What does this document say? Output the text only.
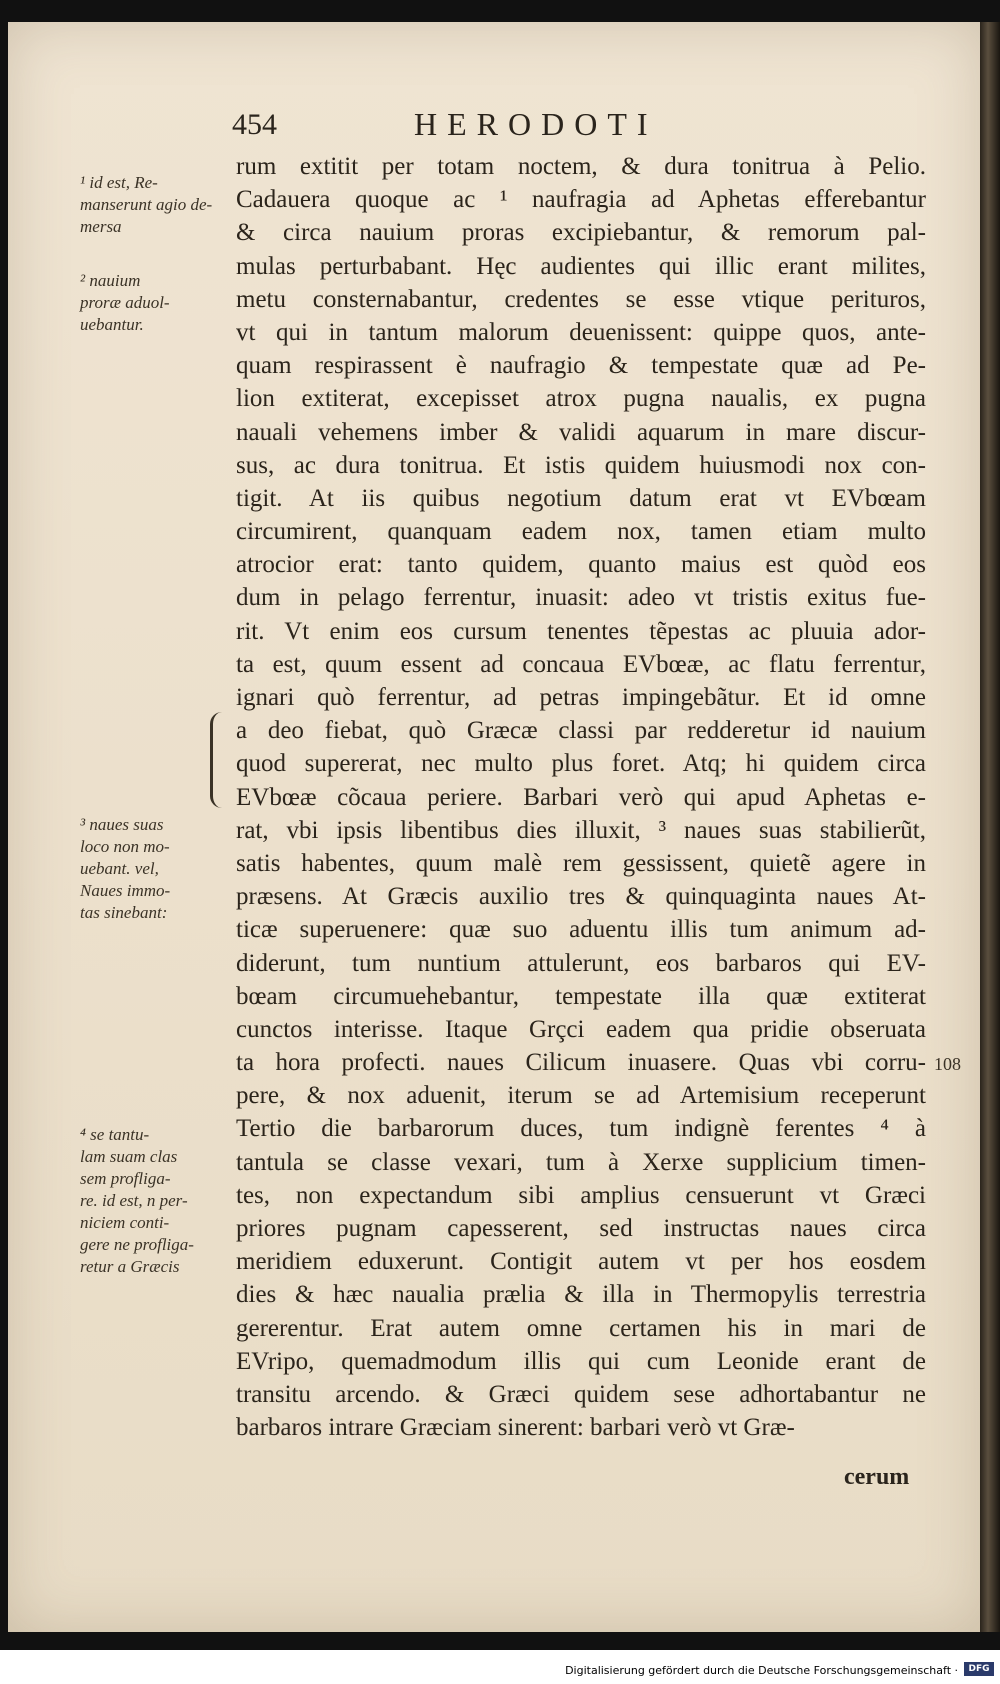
454	HERODOTI
rum extitit per totam noctem, & dura tonitrua à Pelio.
Cadauera quoque ac ¹ naufragia ad Aphetas efferebantur
& circa nauium proras excipiebantur, & remorum pal-
mulas perturbabant. Hęc audientes qui illic erant milites,
metu consternabantur, credentes se esse vtique perituros,
vt qui in tantum malorum deuenissent: quippe quos, ante-
quam respirassent è naufragio & tempestate quæ ad Pe-
lion extiterat, excepisset atrox pugna naualis, ex pugna
nauali vehemens imber & validi aquarum in mare discur-
sus, ac dura tonitrua. Et istis quidem huiusmodi nox con-
tigit. At iis quibus negotium datum erat vt EVbœam
circumirent, quanquam eadem nox, tamen etiam multo
atrocior erat: tanto quidem, quanto maius est quòd eos
dum in pelago ferrentur, inuasit: adeo vt tristis exitus fue-
rit. Vt enim eos cursum tenentes tẽpestas ac pluuia ador-
ta est, quum essent ad concaua EVbœæ, ac flatu ferrentur,
ignari quò ferrentur, ad petras impingebãtur. Et id omne
a deo fiebat, quò Græcæ classi par redderetur id nauium
quod supererat, nec multo plus foret. Atq; hi quidem circa
EVbœæ cõcaua periere. Barbari verò qui apud Aphetas e-
rat, vbi ipsis libentibus dies illuxit, ³ naues suas stabilierũt,
satis habentes, quum malè rem gessissent, quietẽ agere in
præsens. At Græcis auxilio tres & quinquaginta naues At-
ticæ superuenere: quæ suo aduentu illis tum animum ad-
diderunt, tum nuntium attulerunt, eos barbaros qui EV-
bœam circumuehebantur, tempestate illa quæ extiterat
cunctos interisse. Itaque Grçci eadem qua pridie obseruata
ta hora profecti. naues Cilicum inuasere. Quas vbi corru-
pere, & nox aduenit, iterum se ad Artemisium receperunt
Tertio die barbarorum duces, tum indignè ferentes ⁴ à
tantula se classe vexari, tum à Xerxe supplicium timen-
tes, non expectandum sibi amplius censuerunt vt Græci
priores pugnam capesserent, sed instructas naues circa
meridiem eduxerunt. Contigit autem vt per hos eosdem
dies & hæc naualia prælia & illa in Thermopylis terrestria
gererentur. Erat autem omne certamen his in mari de
EVripo, quemadmodum illis qui cum Leonide erant de
transitu arcendo. & Græci quidem sese adhortabantur ne
barbaros intrare Græciam sinerent: barbari verò vt Græ-
cerum
¹ id est, Re-
manserunt agio de-
mersa
² nauium
proræ aduol-
uebantur.
³ naues suas
loco non mo-
uebant. vel,
Naues immo-
tas sinebant:
⁴ se tantu-
lam suam clas
sem profliga-
re. id est, n per-
niciem conti-
gere ne profliga-
retur a Græcis
108
Digitalisierung gefördert durch die Deutsche Forschungsgemeinschaft ·	DFG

◆ **What to work on**:
Copy out each line word for word, please, skipping the images.

◆ **Correct response**:
What does this document say? Output the text only.
454	HERODOTI
rum extitit per totam noctem, & dura tonitrua à Pelio.
Cadauera quoque ac ¹ naufragia ad Aphetas efferebantur
& circa nauium proras excipiebantur, & remorum pal-
mulas perturbabant. Hęc audientes qui illic erant milites,
metu consternabantur, credentes se esse vtique perituros,
vt qui in tantum malorum deuenissent: quippe quos, ante-
quam respirassent è naufragio & tempestate quæ ad Pe-
lion extiterat, excepisset atrox pugna naualis, ex pugna
nauali vehemens imber & validi aquarum in mare discur-
sus, ac dura tonitrua. Et istis quidem huiusmodi nox con-
tigit. At iis quibus negotium datum erat vt EVbœam
circumirent, quanquam eadem nox, tamen etiam multo
atrocior erat: tanto quidem, quanto maius est quòd eos
dum in pelago ferrentur, inuasit: adeo vt tristis exitus fue-
rit. Vt enim eos cursum tenentes tẽpestas ac pluuia ador-
ta est, quum essent ad concaua EVbœæ, ac flatu ferrentur,
ignari quò ferrentur, ad petras impingebãtur. Et id omne
a deo fiebat, quò Græcæ classi par redderetur id nauium
quod supererat, nec multo plus foret. Atq; hi quidem circa
EVbœæ cõcaua periere. Barbari verò qui apud Aphetas e-
rat, vbi ipsis libentibus dies illuxit, ³ naues suas stabilierũt,
satis habentes, quum malè rem gessissent, quietẽ agere in
præsens. At Græcis auxilio tres & quinquaginta naues At-
ticæ superuenere: quæ suo aduentu illis tum animum ad-
diderunt, tum nuntium attulerunt, eos barbaros qui EV-
bœam circumuehebantur, tempestate illa quæ extiterat
cunctos interisse. Itaque Grçci eadem qua pridie obseruata
ta hora profecti. naues Cilicum inuasere. Quas vbi corru-
pere, & nox aduenit, iterum se ad Artemisium receperunt
Tertio die barbarorum duces, tum indignè ferentes ⁴ à
tantula se classe vexari, tum à Xerxe supplicium timen-
tes, non expectandum sibi amplius censuerunt vt Græci
priores pugnam capesserent, sed instructas naues circa
meridiem eduxerunt. Contigit autem vt per hos eosdem
dies & hæc naualia prælia & illa in Thermopylis terrestria
gererentur. Erat autem omne certamen his in mari de
EVripo, quemadmodum illis qui cum Leonide erant de
transitu arcendo. & Græci quidem sese adhortabantur ne
barbaros intrare Græciam sinerent: barbari verò vt Græ-
cerum
¹ id est, Re-
manserunt agio de-
mersa
² nauium
proræ aduol-
uebantur.
³ naues suas
loco non mo-
uebant. vel,
Naues immo-
tas sinebant:
⁴ se tantu-
lam suam clas
sem profliga-
re. id est, n per-
niciem conti-
gere ne profliga-
retur a Græcis
108
Digitalisierung gefördert durch die Deutsche Forschungsgemeinschaft ·	DFG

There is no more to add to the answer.